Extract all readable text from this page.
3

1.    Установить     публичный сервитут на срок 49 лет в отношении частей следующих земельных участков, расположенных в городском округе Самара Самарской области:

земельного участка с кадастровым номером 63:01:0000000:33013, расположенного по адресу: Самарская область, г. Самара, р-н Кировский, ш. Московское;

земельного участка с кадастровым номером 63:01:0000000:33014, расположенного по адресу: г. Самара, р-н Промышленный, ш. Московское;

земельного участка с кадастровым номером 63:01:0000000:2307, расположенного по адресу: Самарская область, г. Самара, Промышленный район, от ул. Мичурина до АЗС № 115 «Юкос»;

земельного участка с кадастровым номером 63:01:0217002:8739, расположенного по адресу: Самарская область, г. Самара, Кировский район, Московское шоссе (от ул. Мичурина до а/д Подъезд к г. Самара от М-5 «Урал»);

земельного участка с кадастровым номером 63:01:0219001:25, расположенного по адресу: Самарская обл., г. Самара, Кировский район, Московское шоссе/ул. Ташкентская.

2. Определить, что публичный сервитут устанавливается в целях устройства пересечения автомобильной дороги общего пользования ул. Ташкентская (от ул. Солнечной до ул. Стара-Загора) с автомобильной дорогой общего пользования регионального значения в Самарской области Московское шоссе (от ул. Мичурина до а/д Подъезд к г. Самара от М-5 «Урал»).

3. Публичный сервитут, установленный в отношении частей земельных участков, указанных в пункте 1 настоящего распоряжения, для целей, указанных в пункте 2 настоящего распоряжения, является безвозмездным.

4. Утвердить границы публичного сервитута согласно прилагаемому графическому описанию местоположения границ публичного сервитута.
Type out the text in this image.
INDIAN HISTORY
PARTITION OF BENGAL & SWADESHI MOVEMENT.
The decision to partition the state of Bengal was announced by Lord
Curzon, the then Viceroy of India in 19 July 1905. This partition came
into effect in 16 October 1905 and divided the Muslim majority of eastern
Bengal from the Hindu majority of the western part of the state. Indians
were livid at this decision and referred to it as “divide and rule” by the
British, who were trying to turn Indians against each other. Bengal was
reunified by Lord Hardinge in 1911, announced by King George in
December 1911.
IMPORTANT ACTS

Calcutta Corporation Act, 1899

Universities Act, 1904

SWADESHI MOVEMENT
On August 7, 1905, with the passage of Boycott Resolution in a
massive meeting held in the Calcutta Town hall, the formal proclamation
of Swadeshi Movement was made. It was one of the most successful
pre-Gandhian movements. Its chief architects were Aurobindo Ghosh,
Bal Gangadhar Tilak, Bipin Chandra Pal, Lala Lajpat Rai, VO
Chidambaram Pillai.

□ □ □

Problem description:
Gather each line in these records that contains the string "announced".

Full response:
The decision to partition the state of Bengal was announced by Lord
reunified by Lord Hardinge in 1911, announced by King George in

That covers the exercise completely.